Written instruction —
Copy each of the following records word for word.

Given entries —
# # # #

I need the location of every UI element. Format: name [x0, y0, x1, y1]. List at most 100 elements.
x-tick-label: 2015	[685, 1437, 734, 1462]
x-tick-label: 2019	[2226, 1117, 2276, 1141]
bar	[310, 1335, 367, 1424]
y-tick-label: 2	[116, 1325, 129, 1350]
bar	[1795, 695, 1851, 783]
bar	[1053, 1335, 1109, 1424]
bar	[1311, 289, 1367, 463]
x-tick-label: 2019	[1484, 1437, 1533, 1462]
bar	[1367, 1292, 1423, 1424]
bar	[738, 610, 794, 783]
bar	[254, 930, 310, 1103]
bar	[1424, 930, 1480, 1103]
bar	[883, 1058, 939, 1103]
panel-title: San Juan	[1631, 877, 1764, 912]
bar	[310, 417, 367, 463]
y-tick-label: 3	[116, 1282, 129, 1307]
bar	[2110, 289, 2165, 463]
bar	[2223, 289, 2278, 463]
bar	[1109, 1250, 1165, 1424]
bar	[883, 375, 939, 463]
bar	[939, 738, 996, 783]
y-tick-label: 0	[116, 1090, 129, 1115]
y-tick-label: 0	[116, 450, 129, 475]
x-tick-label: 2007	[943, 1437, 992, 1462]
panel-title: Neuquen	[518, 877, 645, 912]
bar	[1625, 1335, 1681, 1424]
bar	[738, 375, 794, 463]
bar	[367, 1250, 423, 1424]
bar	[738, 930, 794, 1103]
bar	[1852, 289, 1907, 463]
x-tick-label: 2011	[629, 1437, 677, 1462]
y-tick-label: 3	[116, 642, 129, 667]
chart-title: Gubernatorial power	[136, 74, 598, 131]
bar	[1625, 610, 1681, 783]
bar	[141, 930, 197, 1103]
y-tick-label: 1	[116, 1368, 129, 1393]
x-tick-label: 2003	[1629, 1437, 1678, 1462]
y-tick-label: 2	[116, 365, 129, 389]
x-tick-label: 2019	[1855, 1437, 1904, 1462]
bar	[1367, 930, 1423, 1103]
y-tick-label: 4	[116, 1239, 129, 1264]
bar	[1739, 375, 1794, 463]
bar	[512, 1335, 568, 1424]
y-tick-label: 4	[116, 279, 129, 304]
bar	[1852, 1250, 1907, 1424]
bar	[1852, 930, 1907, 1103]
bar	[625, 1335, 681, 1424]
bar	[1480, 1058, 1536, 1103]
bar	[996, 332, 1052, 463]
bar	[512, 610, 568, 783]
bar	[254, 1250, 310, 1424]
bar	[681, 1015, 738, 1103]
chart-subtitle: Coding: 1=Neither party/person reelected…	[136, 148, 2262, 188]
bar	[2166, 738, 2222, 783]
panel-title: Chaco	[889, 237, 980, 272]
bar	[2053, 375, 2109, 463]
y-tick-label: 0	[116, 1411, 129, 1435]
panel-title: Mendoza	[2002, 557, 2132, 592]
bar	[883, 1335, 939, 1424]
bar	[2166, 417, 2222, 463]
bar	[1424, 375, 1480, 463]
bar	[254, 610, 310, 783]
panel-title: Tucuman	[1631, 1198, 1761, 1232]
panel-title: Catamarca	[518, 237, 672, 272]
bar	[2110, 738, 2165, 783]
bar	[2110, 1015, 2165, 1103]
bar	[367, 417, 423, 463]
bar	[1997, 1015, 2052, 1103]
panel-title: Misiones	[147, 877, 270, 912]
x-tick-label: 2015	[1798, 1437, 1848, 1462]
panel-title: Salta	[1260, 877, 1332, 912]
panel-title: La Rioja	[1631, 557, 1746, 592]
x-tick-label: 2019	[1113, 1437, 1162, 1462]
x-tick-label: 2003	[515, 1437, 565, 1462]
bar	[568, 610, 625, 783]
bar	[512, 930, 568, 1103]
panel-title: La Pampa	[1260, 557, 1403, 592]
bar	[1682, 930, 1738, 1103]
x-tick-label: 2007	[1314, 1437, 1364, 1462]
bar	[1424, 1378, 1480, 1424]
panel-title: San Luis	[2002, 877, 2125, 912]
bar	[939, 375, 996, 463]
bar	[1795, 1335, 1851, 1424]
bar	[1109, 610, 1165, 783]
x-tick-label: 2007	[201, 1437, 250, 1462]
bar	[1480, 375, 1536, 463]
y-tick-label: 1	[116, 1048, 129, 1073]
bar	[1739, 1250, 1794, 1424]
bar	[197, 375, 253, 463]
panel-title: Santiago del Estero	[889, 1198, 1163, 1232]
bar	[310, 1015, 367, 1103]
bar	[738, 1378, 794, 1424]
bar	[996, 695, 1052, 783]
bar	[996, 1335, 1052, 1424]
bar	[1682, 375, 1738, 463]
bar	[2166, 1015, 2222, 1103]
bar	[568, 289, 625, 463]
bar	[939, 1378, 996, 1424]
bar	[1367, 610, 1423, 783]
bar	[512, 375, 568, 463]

# # # #

Exercise answer —
I need the location of every UI element. Format: name [x0, y0, x1, y1]. List at most 100 elements.
x-tick-label: 2015	[685, 1437, 734, 1462]
x-tick-label: 2019	[2226, 1117, 2276, 1141]
bar	[310, 1335, 367, 1424]
y-tick-label: 2	[116, 1325, 129, 1350]
bar	[1795, 695, 1851, 783]
bar	[1053, 1335, 1109, 1424]
bar	[1311, 289, 1367, 463]
x-tick-label: 2019	[1484, 1437, 1533, 1462]
bar	[1367, 1292, 1423, 1424]
bar	[738, 610, 794, 783]
bar	[254, 930, 310, 1103]
bar	[1424, 930, 1480, 1103]
bar	[883, 1058, 939, 1103]
panel-title: San Juan	[1631, 877, 1764, 912]
bar	[310, 417, 367, 463]
y-tick-label: 3	[116, 1282, 129, 1307]
bar	[2110, 289, 2165, 463]
bar	[2223, 289, 2278, 463]
bar	[1109, 1250, 1165, 1424]
bar	[883, 375, 939, 463]
bar	[939, 738, 996, 783]
y-tick-label: 0	[116, 1090, 129, 1115]
y-tick-label: 0	[116, 450, 129, 475]
x-tick-label: 2007	[943, 1437, 992, 1462]
panel-title: Neuquen	[518, 877, 645, 912]
bar	[1625, 1335, 1681, 1424]
bar	[738, 375, 794, 463]
bar	[367, 1250, 423, 1424]
bar	[738, 930, 794, 1103]
bar	[1852, 289, 1907, 463]
x-tick-label: 2011	[629, 1437, 677, 1462]
y-tick-label: 3	[116, 642, 129, 667]
chart-title: Gubernatorial power	[136, 74, 598, 131]
bar	[1625, 610, 1681, 783]
bar	[141, 930, 197, 1103]
y-tick-label: 1	[116, 1368, 129, 1393]
x-tick-label: 2003	[1629, 1437, 1678, 1462]
y-tick-label: 2	[116, 365, 129, 389]
x-tick-label: 2019	[1855, 1437, 1904, 1462]
bar	[1367, 930, 1423, 1103]
y-tick-label: 4	[116, 1239, 129, 1264]
bar	[1739, 375, 1794, 463]
bar	[512, 1335, 568, 1424]
y-tick-label: 4	[116, 279, 129, 304]
bar	[1852, 1250, 1907, 1424]
bar	[1852, 930, 1907, 1103]
bar	[625, 1335, 681, 1424]
bar	[1480, 1058, 1536, 1103]
bar	[996, 332, 1052, 463]
bar	[512, 610, 568, 783]
bar	[254, 1250, 310, 1424]
bar	[681, 1015, 738, 1103]
chart-subtitle: Coding: 1=Neither party/person reelected…	[136, 148, 2262, 188]
bar	[2166, 738, 2222, 783]
panel-title: Chaco	[889, 237, 980, 272]
bar	[2053, 375, 2109, 463]
y-tick-label: 0	[116, 1411, 129, 1435]
panel-title: Mendoza	[2002, 557, 2132, 592]
bar	[883, 1335, 939, 1424]
bar	[2166, 417, 2222, 463]
bar	[1424, 375, 1480, 463]
bar	[254, 610, 310, 783]
panel-title: Tucuman	[1631, 1198, 1761, 1232]
panel-title: Catamarca	[518, 237, 672, 272]
bar	[2110, 738, 2165, 783]
bar	[2110, 1015, 2165, 1103]
bar	[367, 417, 423, 463]
bar	[1997, 1015, 2052, 1103]
panel-title: Misiones	[147, 877, 270, 912]
x-tick-label: 2015	[1798, 1437, 1848, 1462]
panel-title: Salta	[1260, 877, 1332, 912]
panel-title: La Rioja	[1631, 557, 1746, 592]
x-tick-label: 2019	[1113, 1437, 1162, 1462]
x-tick-label: 2003	[515, 1437, 565, 1462]
bar	[568, 610, 625, 783]
bar	[512, 930, 568, 1103]
panel-title: La Pampa	[1260, 557, 1403, 592]
bar	[1682, 930, 1738, 1103]
x-tick-label: 2007	[1314, 1437, 1364, 1462]
bar	[1424, 1378, 1480, 1424]
panel-title: San Luis	[2002, 877, 2125, 912]
bar	[939, 375, 996, 463]
bar	[1795, 1335, 1851, 1424]
bar	[1109, 610, 1165, 783]
x-tick-label: 2007	[201, 1437, 250, 1462]
bar	[1480, 375, 1536, 463]
y-tick-label: 1	[116, 1048, 129, 1073]
bar	[1739, 1250, 1794, 1424]
bar	[197, 375, 253, 463]
panel-title: Santiago del Estero	[889, 1198, 1163, 1232]
bar	[310, 1015, 367, 1103]
bar	[738, 1378, 794, 1424]
bar	[996, 695, 1052, 783]
bar	[996, 1335, 1052, 1424]
bar	[1682, 375, 1738, 463]
bar	[2166, 1015, 2222, 1103]
bar	[568, 289, 625, 463]
bar	[939, 1378, 996, 1424]
bar	[1367, 610, 1423, 783]
bar	[512, 375, 568, 463]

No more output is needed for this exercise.